DATA PROVIDED ::

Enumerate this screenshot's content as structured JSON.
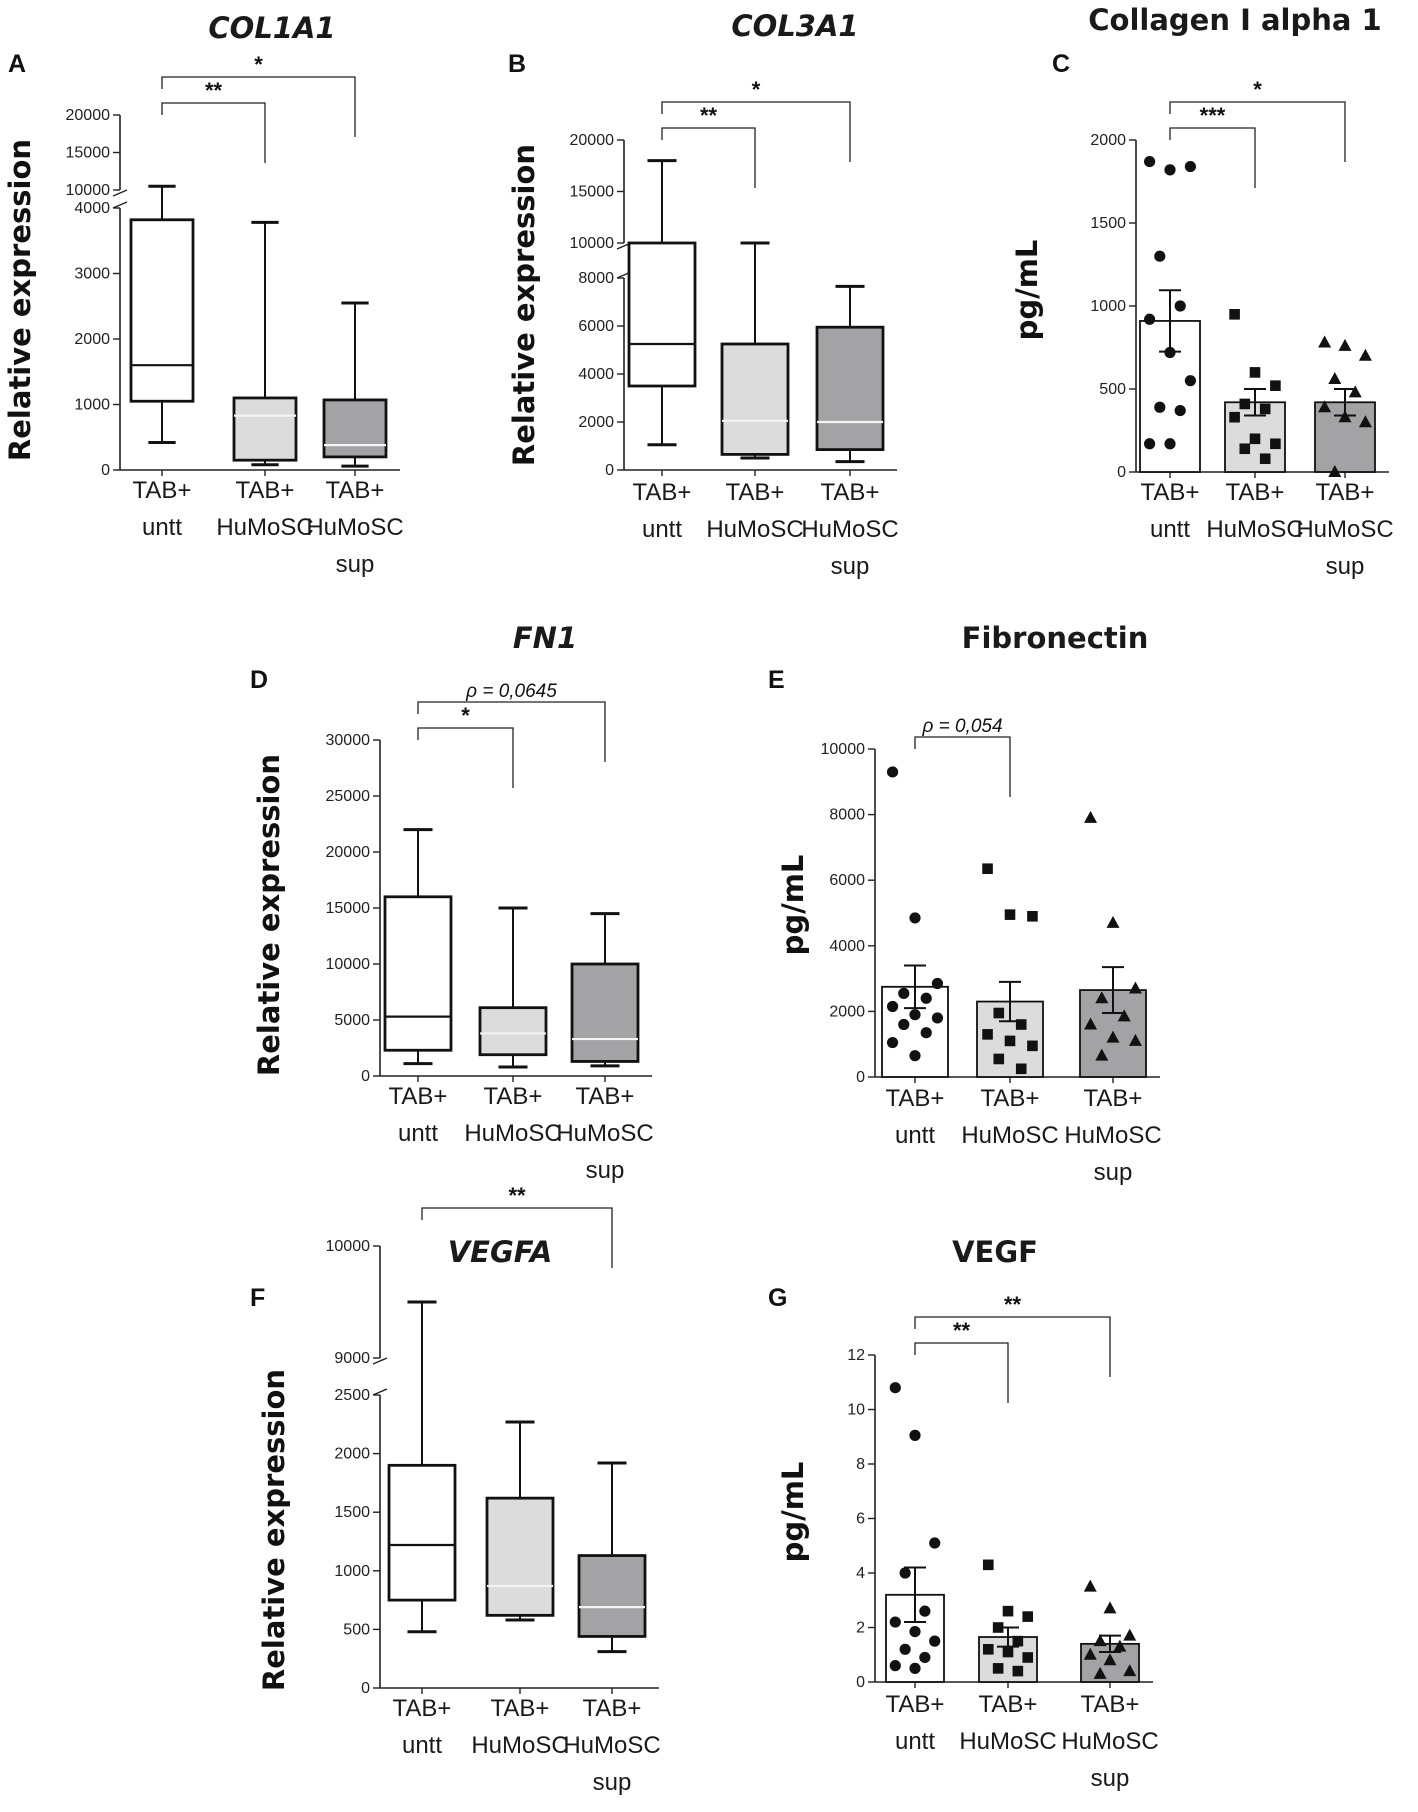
{
  "colors": {
    "untt": "#ffffff",
    "humosc": "#dcdcdc",
    "sup": "#a3a3a6",
    "ink": "#111111"
  },
  "categories": [
    [
      "TAB+",
      "untt"
    ],
    [
      "TAB+",
      "HuMoSC"
    ],
    [
      "TAB+",
      "HuMoSC",
      "sup"
    ]
  ],
  "chart_data": [
    {
      "panel": "A",
      "title": "COL1A1",
      "title_italic": true,
      "type": "box",
      "ylabel": "Relative expression",
      "axis_break": {
        "lower_ylim": [
          0,
          4000
        ],
        "lower_ticks": [
          0,
          1000,
          2000,
          3000,
          4000
        ],
        "upper_ylim": [
          10000,
          20000
        ],
        "upper_ticks": [
          10000,
          15000,
          20000
        ]
      },
      "boxes": [
        {
          "min": 420,
          "q1": 1050,
          "median": 1600,
          "q3": 3820,
          "max": 10500
        },
        {
          "min": 80,
          "q1": 150,
          "median": 830,
          "q3": 1100,
          "max": 3780
        },
        {
          "min": 60,
          "q1": 200,
          "median": 380,
          "q3": 1070,
          "max": 2550
        }
      ],
      "significance": [
        {
          "from": 0,
          "to": 1,
          "label": "**"
        },
        {
          "from": 0,
          "to": 2,
          "label": "*"
        }
      ]
    },
    {
      "panel": "B",
      "title": "COL3A1",
      "title_italic": true,
      "type": "box",
      "ylabel": "Relative expression",
      "axis_break": {
        "lower_ylim": [
          0,
          8000
        ],
        "lower_ticks": [
          0,
          2000,
          4000,
          6000,
          8000
        ],
        "upper_ylim": [
          10000,
          20000
        ],
        "upper_ticks": [
          10000,
          15000,
          20000
        ]
      },
      "boxes": [
        {
          "min": 1050,
          "q1": 3500,
          "median": 5250,
          "q3": 10000,
          "max": 18000
        },
        {
          "min": 500,
          "q1": 650,
          "median": 2050,
          "q3": 5250,
          "max": 9700
        },
        {
          "min": 350,
          "q1": 850,
          "median": 2000,
          "q3": 5950,
          "max": 7650
        }
      ],
      "significance": [
        {
          "from": 0,
          "to": 1,
          "label": "**"
        },
        {
          "from": 0,
          "to": 2,
          "label": "*"
        }
      ]
    },
    {
      "panel": "C",
      "title": "Collagen I alpha 1",
      "title_italic": false,
      "type": "bar_scatter",
      "ylabel": "pg/mL",
      "ylim": [
        0,
        2000
      ],
      "yticks": [
        0,
        500,
        1000,
        1500,
        2000
      ],
      "bars": [
        {
          "mean": 910,
          "sem": 185
        },
        {
          "mean": 420,
          "sem": 80
        },
        {
          "mean": 420,
          "sem": 80
        }
      ],
      "markers": [
        "circle",
        "square",
        "triangle"
      ],
      "points": [
        [
          1870,
          1820,
          1840,
          1300,
          1000,
          920,
          720,
          550,
          390,
          370,
          170,
          170
        ],
        [
          950,
          600,
          520,
          410,
          380,
          330,
          200,
          170,
          140,
          80
        ],
        [
          780,
          760,
          700,
          560,
          480,
          390,
          330,
          300,
          0
        ]
      ],
      "significance": [
        {
          "from": 0,
          "to": 1,
          "label": "***"
        },
        {
          "from": 0,
          "to": 2,
          "label": "*"
        }
      ]
    },
    {
      "panel": "D",
      "title": "FN1",
      "title_italic": true,
      "type": "box",
      "ylabel": "Relative expression",
      "ylim": [
        0,
        30000
      ],
      "yticks": [
        0,
        5000,
        10000,
        15000,
        20000,
        25000,
        30000
      ],
      "boxes": [
        {
          "min": 1100,
          "q1": 2300,
          "median": 5300,
          "q3": 16000,
          "max": 22000
        },
        {
          "min": 800,
          "q1": 1900,
          "median": 3800,
          "q3": 6100,
          "max": 15000
        },
        {
          "min": 900,
          "q1": 1300,
          "median": 3300,
          "q3": 10000,
          "max": 14500
        }
      ],
      "significance": [
        {
          "from": 0,
          "to": 1,
          "label": "*"
        },
        {
          "from": 0,
          "to": 2,
          "label": "ρ = 0,0645"
        }
      ]
    },
    {
      "panel": "E",
      "title": "Fibronectin",
      "title_italic": false,
      "type": "bar_scatter",
      "ylabel": "pg/mL",
      "ylim": [
        0,
        10000
      ],
      "yticks": [
        0,
        2000,
        4000,
        6000,
        8000,
        10000
      ],
      "bars": [
        {
          "mean": 2750,
          "sem": 650
        },
        {
          "mean": 2300,
          "sem": 600
        },
        {
          "mean": 2650,
          "sem": 700
        }
      ],
      "markers": [
        "circle",
        "square",
        "triangle"
      ],
      "points": [
        [
          9300,
          4850,
          2850,
          2550,
          2400,
          2150,
          1900,
          1800,
          1600,
          1350,
          1050,
          650
        ],
        [
          6350,
          4950,
          4900,
          1950,
          1600,
          1300,
          1100,
          950,
          550,
          250
        ],
        [
          7900,
          4700,
          2700,
          2400,
          1850,
          1600,
          1200,
          1100,
          650
        ]
      ],
      "significance": [
        {
          "from": 0,
          "to": 1,
          "label": "ρ = 0,054"
        }
      ]
    },
    {
      "panel": "F",
      "title": "VEGFA",
      "title_italic": true,
      "type": "box",
      "ylabel": "Relative expression",
      "axis_break": {
        "lower_ylim": [
          0,
          2500
        ],
        "lower_ticks": [
          0,
          500,
          1000,
          1500,
          2000,
          2500
        ],
        "upper_ylim": [
          9000,
          10000
        ],
        "upper_ticks": [
          9000,
          10000
        ]
      },
      "boxes": [
        {
          "min": 480,
          "q1": 750,
          "median": 1220,
          "q3": 1900,
          "max": 9500
        },
        {
          "min": 580,
          "q1": 620,
          "median": 870,
          "q3": 1620,
          "max": 2270
        },
        {
          "min": 310,
          "q1": 440,
          "median": 690,
          "q3": 1130,
          "max": 1920
        }
      ],
      "significance": [
        {
          "from": 0,
          "to": 2,
          "label": "**"
        }
      ]
    },
    {
      "panel": "G",
      "title": "VEGF",
      "title_italic": false,
      "type": "bar_scatter",
      "ylabel": "pg/mL",
      "ylim": [
        0,
        12
      ],
      "yticks": [
        0,
        2,
        4,
        6,
        8,
        10,
        12
      ],
      "bars": [
        {
          "mean": 3.2,
          "sem": 1.0
        },
        {
          "mean": 1.65,
          "sem": 0.35
        },
        {
          "mean": 1.4,
          "sem": 0.3
        }
      ],
      "markers": [
        "circle",
        "square",
        "triangle"
      ],
      "points": [
        [
          10.8,
          9.05,
          5.1,
          4.0,
          2.6,
          2.2,
          1.85,
          1.5,
          1.2,
          0.9,
          0.6,
          0.5
        ],
        [
          4.3,
          2.6,
          2.4,
          2.0,
          1.5,
          1.2,
          1.1,
          0.9,
          0.5,
          0.4
        ],
        [
          3.5,
          2.7,
          1.7,
          1.5,
          1.3,
          1.0,
          0.8,
          0.4,
          0.3
        ]
      ],
      "significance": [
        {
          "from": 0,
          "to": 1,
          "label": "**"
        },
        {
          "from": 0,
          "to": 2,
          "label": "**"
        }
      ]
    }
  ]
}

WHAT TO DO :: Return all of the entries word for word, but omit the pictures.

THE COMPLETED TASK ::
Enumerate this screenshot's content as structured JSON.
{
  "colors": {
    "untt": "#ffffff",
    "humosc": "#dcdcdc",
    "sup": "#a3a3a6",
    "ink": "#111111"
  },
  "categories": [
    [
      "TAB+",
      "untt"
    ],
    [
      "TAB+",
      "HuMoSC"
    ],
    [
      "TAB+",
      "HuMoSC",
      "sup"
    ]
  ],
  "chart_data": [
    {
      "panel": "A",
      "title": "COL1A1",
      "title_italic": true,
      "type": "box",
      "ylabel": "Relative expression",
      "axis_break": {
        "lower_ylim": [
          0,
          4000
        ],
        "lower_ticks": [
          0,
          1000,
          2000,
          3000,
          4000
        ],
        "upper_ylim": [
          10000,
          20000
        ],
        "upper_ticks": [
          10000,
          15000,
          20000
        ]
      },
      "boxes": [
        {
          "min": 420,
          "q1": 1050,
          "median": 1600,
          "q3": 3820,
          "max": 10500
        },
        {
          "min": 80,
          "q1": 150,
          "median": 830,
          "q3": 1100,
          "max": 3780
        },
        {
          "min": 60,
          "q1": 200,
          "median": 380,
          "q3": 1070,
          "max": 2550
        }
      ],
      "significance": [
        {
          "from": 0,
          "to": 1,
          "label": "**"
        },
        {
          "from": 0,
          "to": 2,
          "label": "*"
        }
      ]
    },
    {
      "panel": "B",
      "title": "COL3A1",
      "title_italic": true,
      "type": "box",
      "ylabel": "Relative expression",
      "axis_break": {
        "lower_ylim": [
          0,
          8000
        ],
        "lower_ticks": [
          0,
          2000,
          4000,
          6000,
          8000
        ],
        "upper_ylim": [
          10000,
          20000
        ],
        "upper_ticks": [
          10000,
          15000,
          20000
        ]
      },
      "boxes": [
        {
          "min": 1050,
          "q1": 3500,
          "median": 5250,
          "q3": 10000,
          "max": 18000
        },
        {
          "min": 500,
          "q1": 650,
          "median": 2050,
          "q3": 5250,
          "max": 9700
        },
        {
          "min": 350,
          "q1": 850,
          "median": 2000,
          "q3": 5950,
          "max": 7650
        }
      ],
      "significance": [
        {
          "from": 0,
          "to": 1,
          "label": "**"
        },
        {
          "from": 0,
          "to": 2,
          "label": "*"
        }
      ]
    },
    {
      "panel": "C",
      "title": "Collagen I alpha 1",
      "title_italic": false,
      "type": "bar_scatter",
      "ylabel": "pg/mL",
      "ylim": [
        0,
        2000
      ],
      "yticks": [
        0,
        500,
        1000,
        1500,
        2000
      ],
      "bars": [
        {
          "mean": 910,
          "sem": 185
        },
        {
          "mean": 420,
          "sem": 80
        },
        {
          "mean": 420,
          "sem": 80
        }
      ],
      "markers": [
        "circle",
        "square",
        "triangle"
      ],
      "points": [
        [
          1870,
          1820,
          1840,
          1300,
          1000,
          920,
          720,
          550,
          390,
          370,
          170,
          170
        ],
        [
          950,
          600,
          520,
          410,
          380,
          330,
          200,
          170,
          140,
          80
        ],
        [
          780,
          760,
          700,
          560,
          480,
          390,
          330,
          300,
          0
        ]
      ],
      "significance": [
        {
          "from": 0,
          "to": 1,
          "label": "***"
        },
        {
          "from": 0,
          "to": 2,
          "label": "*"
        }
      ]
    },
    {
      "panel": "D",
      "title": "FN1",
      "title_italic": true,
      "type": "box",
      "ylabel": "Relative expression",
      "ylim": [
        0,
        30000
      ],
      "yticks": [
        0,
        5000,
        10000,
        15000,
        20000,
        25000,
        30000
      ],
      "boxes": [
        {
          "min": 1100,
          "q1": 2300,
          "median": 5300,
          "q3": 16000,
          "max": 22000
        },
        {
          "min": 800,
          "q1": 1900,
          "median": 3800,
          "q3": 6100,
          "max": 15000
        },
        {
          "min": 900,
          "q1": 1300,
          "median": 3300,
          "q3": 10000,
          "max": 14500
        }
      ],
      "significance": [
        {
          "from": 0,
          "to": 1,
          "label": "*"
        },
        {
          "from": 0,
          "to": 2,
          "label": "ρ = 0,0645"
        }
      ]
    },
    {
      "panel": "E",
      "title": "Fibronectin",
      "title_italic": false,
      "type": "bar_scatter",
      "ylabel": "pg/mL",
      "ylim": [
        0,
        10000
      ],
      "yticks": [
        0,
        2000,
        4000,
        6000,
        8000,
        10000
      ],
      "bars": [
        {
          "mean": 2750,
          "sem": 650
        },
        {
          "mean": 2300,
          "sem": 600
        },
        {
          "mean": 2650,
          "sem": 700
        }
      ],
      "markers": [
        "circle",
        "square",
        "triangle"
      ],
      "points": [
        [
          9300,
          4850,
          2850,
          2550,
          2400,
          2150,
          1900,
          1800,
          1600,
          1350,
          1050,
          650
        ],
        [
          6350,
          4950,
          4900,
          1950,
          1600,
          1300,
          1100,
          950,
          550,
          250
        ],
        [
          7900,
          4700,
          2700,
          2400,
          1850,
          1600,
          1200,
          1100,
          650
        ]
      ],
      "significance": [
        {
          "from": 0,
          "to": 1,
          "label": "ρ = 0,054"
        }
      ]
    },
    {
      "panel": "F",
      "title": "VEGFA",
      "title_italic": true,
      "type": "box",
      "ylabel": "Relative expression",
      "axis_break": {
        "lower_ylim": [
          0,
          2500
        ],
        "lower_ticks": [
          0,
          500,
          1000,
          1500,
          2000,
          2500
        ],
        "upper_ylim": [
          9000,
          10000
        ],
        "upper_ticks": [
          9000,
          10000
        ]
      },
      "boxes": [
        {
          "min": 480,
          "q1": 750,
          "median": 1220,
          "q3": 1900,
          "max": 9500
        },
        {
          "min": 580,
          "q1": 620,
          "median": 870,
          "q3": 1620,
          "max": 2270
        },
        {
          "min": 310,
          "q1": 440,
          "median": 690,
          "q3": 1130,
          "max": 1920
        }
      ],
      "significance": [
        {
          "from": 0,
          "to": 2,
          "label": "**"
        }
      ]
    },
    {
      "panel": "G",
      "title": "VEGF",
      "title_italic": false,
      "type": "bar_scatter",
      "ylabel": "pg/mL",
      "ylim": [
        0,
        12
      ],
      "yticks": [
        0,
        2,
        4,
        6,
        8,
        10,
        12
      ],
      "bars": [
        {
          "mean": 3.2,
          "sem": 1.0
        },
        {
          "mean": 1.65,
          "sem": 0.35
        },
        {
          "mean": 1.4,
          "sem": 0.3
        }
      ],
      "markers": [
        "circle",
        "square",
        "triangle"
      ],
      "points": [
        [
          10.8,
          9.05,
          5.1,
          4.0,
          2.6,
          2.2,
          1.85,
          1.5,
          1.2,
          0.9,
          0.6,
          0.5
        ],
        [
          4.3,
          2.6,
          2.4,
          2.0,
          1.5,
          1.2,
          1.1,
          0.9,
          0.5,
          0.4
        ],
        [
          3.5,
          2.7,
          1.7,
          1.5,
          1.3,
          1.0,
          0.8,
          0.4,
          0.3
        ]
      ],
      "significance": [
        {
          "from": 0,
          "to": 1,
          "label": "**"
        },
        {
          "from": 0,
          "to": 2,
          "label": "**"
        }
      ]
    }
  ]
}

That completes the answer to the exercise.